## Задание
Объясните по отрывку о люстрациях, почему автор называет их программированием будущего. Уложитесь в одно-три предложения.

## Цитируемый отрывок
============
Но люстрации – это еще и программирование будущего: действия, препятствующие воспроизводству кадров бюрократии из прежних, тоталитарных институтов. Именно очищение кадрового состава администрации высшего и среднего уровня бывших коммунистических государств, пресечение связей с партийными структурами и органами политической полиции, террора, надзора и насилия должны были повысить ответственность и участие людей в делах, имеющих общую значимость, вернуть доверие населения к власти и преодолеть характерную для этих обществ массовую апатию, отчужденность подданных от политики, которые Ханна Арендт считала несущей конструкцией тоталитарных режимов.
Я не буду пересказывать содержание исследования Лёзиной и предварять ее главные выводы и заключения. Попробую лишь высказать свое мнение о том, что является предметом ее размышлений.
Ошибки российских демократов, если это можно назвать «ошибками», а не сознательным курсом, состояли в том, что преступления Советского государства не только не были осуждены в моральном, политическом и правовом плане, но не было и самой идеи о необходимости уничтожить средства институциональной репродукции тоталитаризма, лишить их влияния на будущее. За последние тридцать лет появилось множество серьезных работ по истории сталинизма, описывающих технологии и масштабы массовых репрессий. Но не было даже идеи по выработке мер предупреждения регенерации тоталитарных структур и определения средств защиты едва образовавшейся и слабой демократии. В итоге все репрессивные институты – КГБ-ФСБ, МВД, прокуратура, судебная система – остались вне гражданского контроля и практически без изменений: они обладали собственными образовательными структурами, готовящими своих собственных специалистов в духе их собственной «профессиональной этики» советского времени: правового цинизма, сервильности и беспринципности.
Типичная сегодня реакция людей на появление работы о «тоталитарном прошлом» сводится к легкому раздражению: «Ой, опять об этом. Зачем? Уже столько написано». Но применительно к нашей стране нет никаких оснований считать, что сделано очень многое, скорее наоборот. Устойчивое сопротивление, оказываемое такой работе, нежелание разбираться со своим прошлым, проявляемое, как только затрагиваются подобные темы, правильнее рассматривать как симптом скрытых конфликтов и напряжений, о которых «лучше молчать, чем говорить». Сам факт негласного табу на определенные темы (общее согласие в том, что об этом не нужно думать) означает, что дело не в истории, не в прошлом, а в социальных отношениях, которые воспроизводятся в настоящем.
============
## Исходные данные

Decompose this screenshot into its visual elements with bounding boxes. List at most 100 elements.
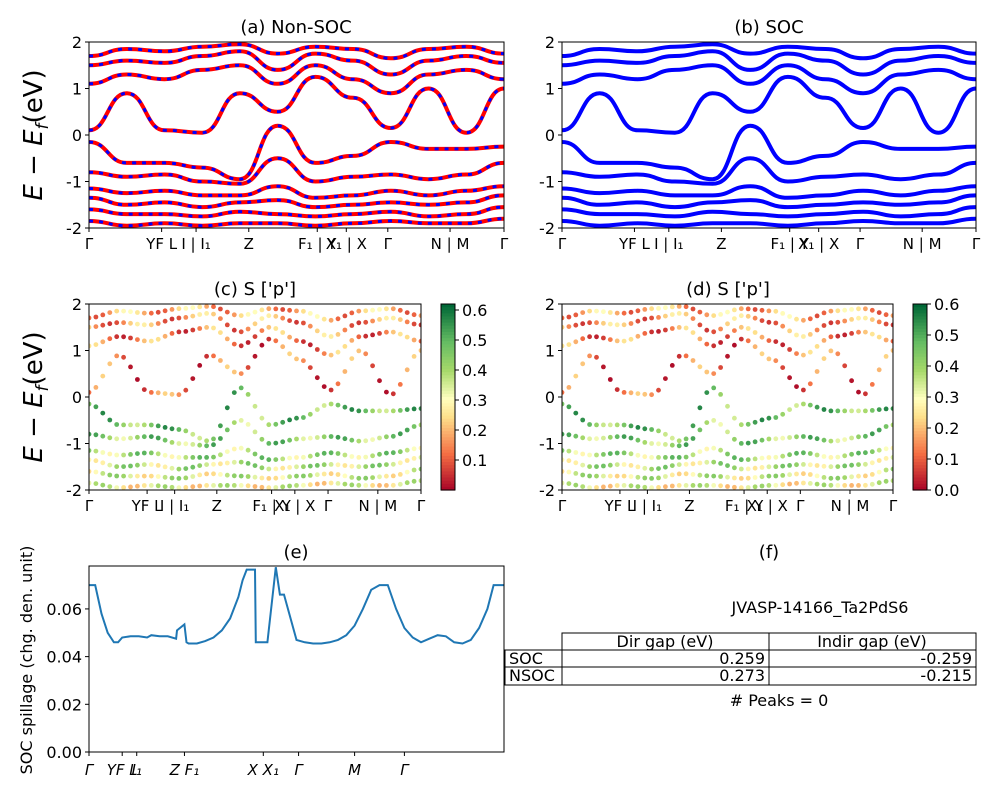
============
## Полный ответ
Люстрации мешают тому, чтобы кадры бюрократии снова набирались из прежних тоталитарных институтов. Чистка администрации бывших коммунистических государств и разрыв связей с партийными структурами и политической полицией должны были повысить ответственность и участие людей в общих делах, вернуть доверие к власти и преодолеть массовую апатию и отчужденность от политики.